* [Given task] Set down each entry from the block beneath, exactly as written.

* [Record extracts]
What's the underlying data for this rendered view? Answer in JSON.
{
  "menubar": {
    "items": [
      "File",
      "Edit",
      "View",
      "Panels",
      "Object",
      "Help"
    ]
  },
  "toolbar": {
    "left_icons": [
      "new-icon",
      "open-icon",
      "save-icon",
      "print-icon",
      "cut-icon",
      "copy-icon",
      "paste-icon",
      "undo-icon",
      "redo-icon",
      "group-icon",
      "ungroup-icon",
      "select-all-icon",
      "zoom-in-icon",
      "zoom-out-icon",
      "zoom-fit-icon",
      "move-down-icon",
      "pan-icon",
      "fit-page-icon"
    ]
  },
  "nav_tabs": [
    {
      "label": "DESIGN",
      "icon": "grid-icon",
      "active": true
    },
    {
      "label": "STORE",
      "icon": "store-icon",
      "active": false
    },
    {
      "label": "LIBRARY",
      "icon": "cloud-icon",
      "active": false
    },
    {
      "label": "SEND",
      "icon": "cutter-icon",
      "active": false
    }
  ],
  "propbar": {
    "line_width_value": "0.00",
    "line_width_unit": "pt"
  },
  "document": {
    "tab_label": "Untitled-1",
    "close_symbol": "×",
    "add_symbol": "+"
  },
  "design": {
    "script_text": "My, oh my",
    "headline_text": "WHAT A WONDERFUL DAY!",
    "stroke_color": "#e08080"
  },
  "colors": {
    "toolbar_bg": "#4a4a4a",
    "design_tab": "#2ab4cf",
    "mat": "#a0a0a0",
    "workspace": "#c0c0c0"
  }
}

* [Exercise solution]
What's the underlying data for this rendered view? Answer in JSON.
{
  "menubar": {
    "items": [
      "File",
      "Edit",
      "View",
      "Panels",
      "Object",
      "Help"
    ]
  },
  "toolbar": {
    "left_icons": [
      "new-icon",
      "open-icon",
      "save-icon",
      "print-icon",
      "cut-icon",
      "copy-icon",
      "paste-icon",
      "undo-icon",
      "redo-icon",
      "group-icon",
      "ungroup-icon",
      "select-all-icon",
      "zoom-in-icon",
      "zoom-out-icon",
      "zoom-fit-icon",
      "move-down-icon",
      "pan-icon",
      "fit-page-icon"
    ]
  },
  "nav_tabs": [
    {
      "label": "DESIGN",
      "icon": "grid-icon",
      "active": true
    },
    {
      "label": "STORE",
      "icon": "store-icon",
      "active": false
    },
    {
      "label": "LIBRARY",
      "icon": "cloud-icon",
      "active": false
    },
    {
      "label": "SEND",
      "icon": "cutter-icon",
      "active": false
    }
  ],
  "propbar": {
    "line_width_value": "0.00",
    "line_width_unit": "pt"
  },
  "document": {
    "tab_label": "Untitled-1",
    "close_symbol": "×",
    "add_symbol": "+"
  },
  "design": {
    "script_text": "My, oh my",
    "headline_text": "WHAT A WONDERFUL DAY!",
    "stroke_color": "#e08080"
  },
  "colors": {
    "toolbar_bg": "#4a4a4a",
    "design_tab": "#2ab4cf",
    "mat": "#a0a0a0",
    "workspace": "#c0c0c0"
  }
}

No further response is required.